* WHAT TO WORK ON *
Which lines below hold the word "normal"? Report each one.

* EXERCISE DATA *
START

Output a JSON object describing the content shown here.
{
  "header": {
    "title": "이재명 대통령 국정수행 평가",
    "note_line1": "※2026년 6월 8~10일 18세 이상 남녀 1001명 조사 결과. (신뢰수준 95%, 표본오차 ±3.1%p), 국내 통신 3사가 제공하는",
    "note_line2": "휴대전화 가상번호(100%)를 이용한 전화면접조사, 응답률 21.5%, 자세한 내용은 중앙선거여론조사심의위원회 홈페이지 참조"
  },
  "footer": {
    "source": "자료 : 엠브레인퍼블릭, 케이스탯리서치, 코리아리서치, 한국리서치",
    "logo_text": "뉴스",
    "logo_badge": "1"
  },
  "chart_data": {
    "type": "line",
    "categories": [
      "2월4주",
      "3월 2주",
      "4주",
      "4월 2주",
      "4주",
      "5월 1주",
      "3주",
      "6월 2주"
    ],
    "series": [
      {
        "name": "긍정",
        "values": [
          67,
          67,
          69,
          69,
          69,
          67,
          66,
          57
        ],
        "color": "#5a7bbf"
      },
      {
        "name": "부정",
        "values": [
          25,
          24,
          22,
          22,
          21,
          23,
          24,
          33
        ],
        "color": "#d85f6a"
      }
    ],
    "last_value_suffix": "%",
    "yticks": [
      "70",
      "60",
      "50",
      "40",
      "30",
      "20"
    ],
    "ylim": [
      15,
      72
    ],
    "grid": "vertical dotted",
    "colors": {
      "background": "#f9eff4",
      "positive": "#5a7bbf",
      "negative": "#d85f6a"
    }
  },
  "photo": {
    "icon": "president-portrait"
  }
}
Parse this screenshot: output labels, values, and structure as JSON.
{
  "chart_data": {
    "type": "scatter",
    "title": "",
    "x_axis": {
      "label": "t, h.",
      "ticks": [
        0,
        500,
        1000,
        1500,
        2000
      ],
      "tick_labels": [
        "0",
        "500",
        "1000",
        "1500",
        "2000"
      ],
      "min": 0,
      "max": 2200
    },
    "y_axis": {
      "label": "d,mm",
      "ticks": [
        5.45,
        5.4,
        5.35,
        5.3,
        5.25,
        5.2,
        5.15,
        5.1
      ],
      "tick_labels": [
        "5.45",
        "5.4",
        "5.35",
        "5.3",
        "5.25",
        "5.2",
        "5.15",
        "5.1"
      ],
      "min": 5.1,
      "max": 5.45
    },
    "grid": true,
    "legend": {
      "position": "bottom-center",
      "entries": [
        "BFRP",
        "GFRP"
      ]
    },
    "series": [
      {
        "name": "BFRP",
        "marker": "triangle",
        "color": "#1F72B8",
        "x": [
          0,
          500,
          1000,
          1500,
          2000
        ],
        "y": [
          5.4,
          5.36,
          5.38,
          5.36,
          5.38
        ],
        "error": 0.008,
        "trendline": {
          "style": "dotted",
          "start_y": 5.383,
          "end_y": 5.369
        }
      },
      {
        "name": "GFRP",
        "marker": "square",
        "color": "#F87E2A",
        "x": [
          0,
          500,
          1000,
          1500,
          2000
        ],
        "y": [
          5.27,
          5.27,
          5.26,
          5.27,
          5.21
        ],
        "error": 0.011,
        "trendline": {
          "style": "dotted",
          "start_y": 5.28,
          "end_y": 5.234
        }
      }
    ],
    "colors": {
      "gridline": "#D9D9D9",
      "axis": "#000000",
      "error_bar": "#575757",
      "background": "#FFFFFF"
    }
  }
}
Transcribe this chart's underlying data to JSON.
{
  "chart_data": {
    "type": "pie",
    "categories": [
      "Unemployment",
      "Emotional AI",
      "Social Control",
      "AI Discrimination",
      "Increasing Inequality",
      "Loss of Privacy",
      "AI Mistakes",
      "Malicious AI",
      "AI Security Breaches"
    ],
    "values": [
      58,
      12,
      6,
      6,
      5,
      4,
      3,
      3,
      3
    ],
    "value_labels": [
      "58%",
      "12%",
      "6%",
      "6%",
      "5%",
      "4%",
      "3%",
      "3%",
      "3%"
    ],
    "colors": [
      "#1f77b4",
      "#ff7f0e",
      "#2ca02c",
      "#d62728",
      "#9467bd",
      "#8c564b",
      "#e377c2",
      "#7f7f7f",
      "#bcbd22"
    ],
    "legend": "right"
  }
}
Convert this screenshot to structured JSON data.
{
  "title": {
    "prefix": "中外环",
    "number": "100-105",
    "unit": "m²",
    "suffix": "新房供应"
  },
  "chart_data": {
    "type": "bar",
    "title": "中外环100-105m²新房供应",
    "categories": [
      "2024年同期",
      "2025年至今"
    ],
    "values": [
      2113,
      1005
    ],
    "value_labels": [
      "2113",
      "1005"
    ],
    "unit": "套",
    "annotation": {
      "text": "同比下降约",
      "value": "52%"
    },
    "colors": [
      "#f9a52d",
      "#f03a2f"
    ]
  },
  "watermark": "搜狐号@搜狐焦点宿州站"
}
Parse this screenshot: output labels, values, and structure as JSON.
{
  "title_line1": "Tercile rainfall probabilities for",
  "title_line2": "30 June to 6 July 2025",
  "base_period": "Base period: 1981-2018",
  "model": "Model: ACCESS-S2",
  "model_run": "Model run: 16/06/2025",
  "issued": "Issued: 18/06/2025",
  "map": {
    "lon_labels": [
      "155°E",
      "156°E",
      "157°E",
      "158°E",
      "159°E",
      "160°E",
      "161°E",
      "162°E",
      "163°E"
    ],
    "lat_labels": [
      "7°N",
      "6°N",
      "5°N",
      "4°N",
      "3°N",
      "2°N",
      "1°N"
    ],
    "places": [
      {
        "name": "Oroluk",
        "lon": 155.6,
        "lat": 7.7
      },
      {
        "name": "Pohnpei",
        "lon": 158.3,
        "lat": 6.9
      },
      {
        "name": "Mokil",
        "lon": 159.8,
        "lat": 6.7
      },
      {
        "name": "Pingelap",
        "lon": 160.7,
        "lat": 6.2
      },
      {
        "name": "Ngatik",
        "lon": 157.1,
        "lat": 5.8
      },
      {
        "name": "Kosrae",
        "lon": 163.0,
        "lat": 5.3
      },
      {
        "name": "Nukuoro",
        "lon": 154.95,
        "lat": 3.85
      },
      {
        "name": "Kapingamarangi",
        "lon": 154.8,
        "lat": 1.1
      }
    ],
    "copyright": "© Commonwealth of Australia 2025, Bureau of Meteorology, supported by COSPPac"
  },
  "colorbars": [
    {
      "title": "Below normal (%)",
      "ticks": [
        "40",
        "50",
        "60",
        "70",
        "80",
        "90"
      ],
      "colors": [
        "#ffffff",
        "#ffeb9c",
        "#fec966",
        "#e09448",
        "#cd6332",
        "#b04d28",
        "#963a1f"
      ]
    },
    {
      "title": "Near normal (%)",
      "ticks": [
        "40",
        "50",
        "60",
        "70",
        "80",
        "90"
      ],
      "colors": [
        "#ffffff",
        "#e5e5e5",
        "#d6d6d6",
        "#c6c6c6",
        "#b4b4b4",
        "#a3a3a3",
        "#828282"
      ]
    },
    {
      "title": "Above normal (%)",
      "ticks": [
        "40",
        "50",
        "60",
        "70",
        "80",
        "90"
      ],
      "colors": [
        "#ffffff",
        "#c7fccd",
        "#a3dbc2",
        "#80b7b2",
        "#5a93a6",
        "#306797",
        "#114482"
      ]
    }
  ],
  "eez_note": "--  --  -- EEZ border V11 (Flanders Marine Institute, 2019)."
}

END

* OUTPUT OF THE EXERCISE *
      "title": "Below normal (%)",
      "title": "Near normal (%)",
      "title": "Above normal (%)",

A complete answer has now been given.